#### Your objective:
Output the material beneath exactly, leaving nothing out.

#### Data listing:
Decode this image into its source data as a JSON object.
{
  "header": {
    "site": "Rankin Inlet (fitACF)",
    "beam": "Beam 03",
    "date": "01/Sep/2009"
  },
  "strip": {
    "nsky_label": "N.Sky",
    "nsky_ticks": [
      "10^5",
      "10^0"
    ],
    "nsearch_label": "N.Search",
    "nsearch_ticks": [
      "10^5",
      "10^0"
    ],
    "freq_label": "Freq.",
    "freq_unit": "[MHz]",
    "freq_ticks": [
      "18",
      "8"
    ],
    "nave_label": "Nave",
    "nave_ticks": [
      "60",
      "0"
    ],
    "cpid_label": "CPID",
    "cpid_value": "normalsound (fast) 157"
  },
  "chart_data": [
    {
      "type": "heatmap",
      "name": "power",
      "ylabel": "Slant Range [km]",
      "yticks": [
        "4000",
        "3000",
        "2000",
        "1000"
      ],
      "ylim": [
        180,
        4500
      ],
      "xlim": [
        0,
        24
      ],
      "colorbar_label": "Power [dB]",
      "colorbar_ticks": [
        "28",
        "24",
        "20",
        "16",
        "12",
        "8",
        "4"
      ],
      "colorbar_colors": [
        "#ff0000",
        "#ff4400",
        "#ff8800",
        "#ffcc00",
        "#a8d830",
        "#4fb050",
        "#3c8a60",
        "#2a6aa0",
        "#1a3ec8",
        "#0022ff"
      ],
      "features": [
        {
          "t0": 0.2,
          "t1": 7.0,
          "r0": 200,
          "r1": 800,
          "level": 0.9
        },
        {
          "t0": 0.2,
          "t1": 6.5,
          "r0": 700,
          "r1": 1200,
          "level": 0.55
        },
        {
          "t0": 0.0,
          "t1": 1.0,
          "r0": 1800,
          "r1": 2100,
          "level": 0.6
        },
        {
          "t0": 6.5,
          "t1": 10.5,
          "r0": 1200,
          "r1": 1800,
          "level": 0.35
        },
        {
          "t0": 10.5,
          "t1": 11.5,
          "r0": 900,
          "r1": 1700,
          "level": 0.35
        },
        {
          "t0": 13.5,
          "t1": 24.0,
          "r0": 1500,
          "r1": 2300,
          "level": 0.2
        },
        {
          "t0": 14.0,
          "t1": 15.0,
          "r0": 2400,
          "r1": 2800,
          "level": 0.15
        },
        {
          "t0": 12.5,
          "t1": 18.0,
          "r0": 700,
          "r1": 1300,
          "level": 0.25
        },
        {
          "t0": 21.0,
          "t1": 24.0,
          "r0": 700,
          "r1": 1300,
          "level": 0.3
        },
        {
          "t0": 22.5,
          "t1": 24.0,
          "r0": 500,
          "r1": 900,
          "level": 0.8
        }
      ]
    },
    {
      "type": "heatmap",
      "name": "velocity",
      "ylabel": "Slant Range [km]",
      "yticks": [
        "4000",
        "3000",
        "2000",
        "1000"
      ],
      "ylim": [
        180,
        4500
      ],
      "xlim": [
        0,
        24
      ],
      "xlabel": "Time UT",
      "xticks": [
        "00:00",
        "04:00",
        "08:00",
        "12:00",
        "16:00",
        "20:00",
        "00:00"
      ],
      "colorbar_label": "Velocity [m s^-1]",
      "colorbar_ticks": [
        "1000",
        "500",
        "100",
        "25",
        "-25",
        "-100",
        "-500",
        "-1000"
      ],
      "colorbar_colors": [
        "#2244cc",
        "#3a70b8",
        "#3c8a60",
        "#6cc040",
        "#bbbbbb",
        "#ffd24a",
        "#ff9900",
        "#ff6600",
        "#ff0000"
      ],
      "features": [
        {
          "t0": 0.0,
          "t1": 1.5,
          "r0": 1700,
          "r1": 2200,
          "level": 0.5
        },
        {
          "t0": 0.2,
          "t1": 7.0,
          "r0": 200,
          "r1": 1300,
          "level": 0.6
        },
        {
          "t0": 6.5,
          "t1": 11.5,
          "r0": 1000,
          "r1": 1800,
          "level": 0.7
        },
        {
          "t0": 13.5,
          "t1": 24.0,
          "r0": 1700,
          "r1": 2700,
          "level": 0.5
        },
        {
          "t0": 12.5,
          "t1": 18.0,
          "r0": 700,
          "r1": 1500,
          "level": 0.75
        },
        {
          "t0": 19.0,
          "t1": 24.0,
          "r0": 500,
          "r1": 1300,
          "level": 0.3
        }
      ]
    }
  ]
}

#### Task output:
Decode this image into its source data as a JSON object.
{
  "header": {
    "site": "Rankin Inlet (fitACF)",
    "beam": "Beam 03",
    "date": "01/Sep/2009"
  },
  "strip": {
    "nsky_label": "N.Sky",
    "nsky_ticks": [
      "10^5",
      "10^0"
    ],
    "nsearch_label": "N.Search",
    "nsearch_ticks": [
      "10^5",
      "10^0"
    ],
    "freq_label": "Freq.",
    "freq_unit": "[MHz]",
    "freq_ticks": [
      "18",
      "8"
    ],
    "nave_label": "Nave",
    "nave_ticks": [
      "60",
      "0"
    ],
    "cpid_label": "CPID",
    "cpid_value": "normalsound (fast) 157"
  },
  "chart_data": [
    {
      "type": "heatmap",
      "name": "power",
      "ylabel": "Slant Range [km]",
      "yticks": [
        "4000",
        "3000",
        "2000",
        "1000"
      ],
      "ylim": [
        180,
        4500
      ],
      "xlim": [
        0,
        24
      ],
      "colorbar_label": "Power [dB]",
      "colorbar_ticks": [
        "28",
        "24",
        "20",
        "16",
        "12",
        "8",
        "4"
      ],
      "colorbar_colors": [
        "#ff0000",
        "#ff4400",
        "#ff8800",
        "#ffcc00",
        "#a8d830",
        "#4fb050",
        "#3c8a60",
        "#2a6aa0",
        "#1a3ec8",
        "#0022ff"
      ],
      "features": [
        {
          "t0": 0.2,
          "t1": 7.0,
          "r0": 200,
          "r1": 800,
          "level": 0.9
        },
        {
          "t0": 0.2,
          "t1": 6.5,
          "r0": 700,
          "r1": 1200,
          "level": 0.55
        },
        {
          "t0": 0.0,
          "t1": 1.0,
          "r0": 1800,
          "r1": 2100,
          "level": 0.6
        },
        {
          "t0": 6.5,
          "t1": 10.5,
          "r0": 1200,
          "r1": 1800,
          "level": 0.35
        },
        {
          "t0": 10.5,
          "t1": 11.5,
          "r0": 900,
          "r1": 1700,
          "level": 0.35
        },
        {
          "t0": 13.5,
          "t1": 24.0,
          "r0": 1500,
          "r1": 2300,
          "level": 0.2
        },
        {
          "t0": 14.0,
          "t1": 15.0,
          "r0": 2400,
          "r1": 2800,
          "level": 0.15
        },
        {
          "t0": 12.5,
          "t1": 18.0,
          "r0": 700,
          "r1": 1300,
          "level": 0.25
        },
        {
          "t0": 21.0,
          "t1": 24.0,
          "r0": 700,
          "r1": 1300,
          "level": 0.3
        },
        {
          "t0": 22.5,
          "t1": 24.0,
          "r0": 500,
          "r1": 900,
          "level": 0.8
        }
      ]
    },
    {
      "type": "heatmap",
      "name": "velocity",
      "ylabel": "Slant Range [km]",
      "yticks": [
        "4000",
        "3000",
        "2000",
        "1000"
      ],
      "ylim": [
        180,
        4500
      ],
      "xlim": [
        0,
        24
      ],
      "xlabel": "Time UT",
      "xticks": [
        "00:00",
        "04:00",
        "08:00",
        "12:00",
        "16:00",
        "20:00",
        "00:00"
      ],
      "colorbar_label": "Velocity [m s^-1]",
      "colorbar_ticks": [
        "1000",
        "500",
        "100",
        "25",
        "-25",
        "-100",
        "-500",
        "-1000"
      ],
      "colorbar_colors": [
        "#2244cc",
        "#3a70b8",
        "#3c8a60",
        "#6cc040",
        "#bbbbbb",
        "#ffd24a",
        "#ff9900",
        "#ff6600",
        "#ff0000"
      ],
      "features": [
        {
          "t0": 0.0,
          "t1": 1.5,
          "r0": 1700,
          "r1": 2200,
          "level": 0.5
        },
        {
          "t0": 0.2,
          "t1": 7.0,
          "r0": 200,
          "r1": 1300,
          "level": 0.6
        },
        {
          "t0": 6.5,
          "t1": 11.5,
          "r0": 1000,
          "r1": 1800,
          "level": 0.7
        },
        {
          "t0": 13.5,
          "t1": 24.0,
          "r0": 1700,
          "r1": 2700,
          "level": 0.5
        },
        {
          "t0": 12.5,
          "t1": 18.0,
          "r0": 700,
          "r1": 1500,
          "level": 0.75
        },
        {
          "t0": 19.0,
          "t1": 24.0,
          "r0": 500,
          "r1": 1300,
          "level": 0.3
        }
      ]
    }
  ]
}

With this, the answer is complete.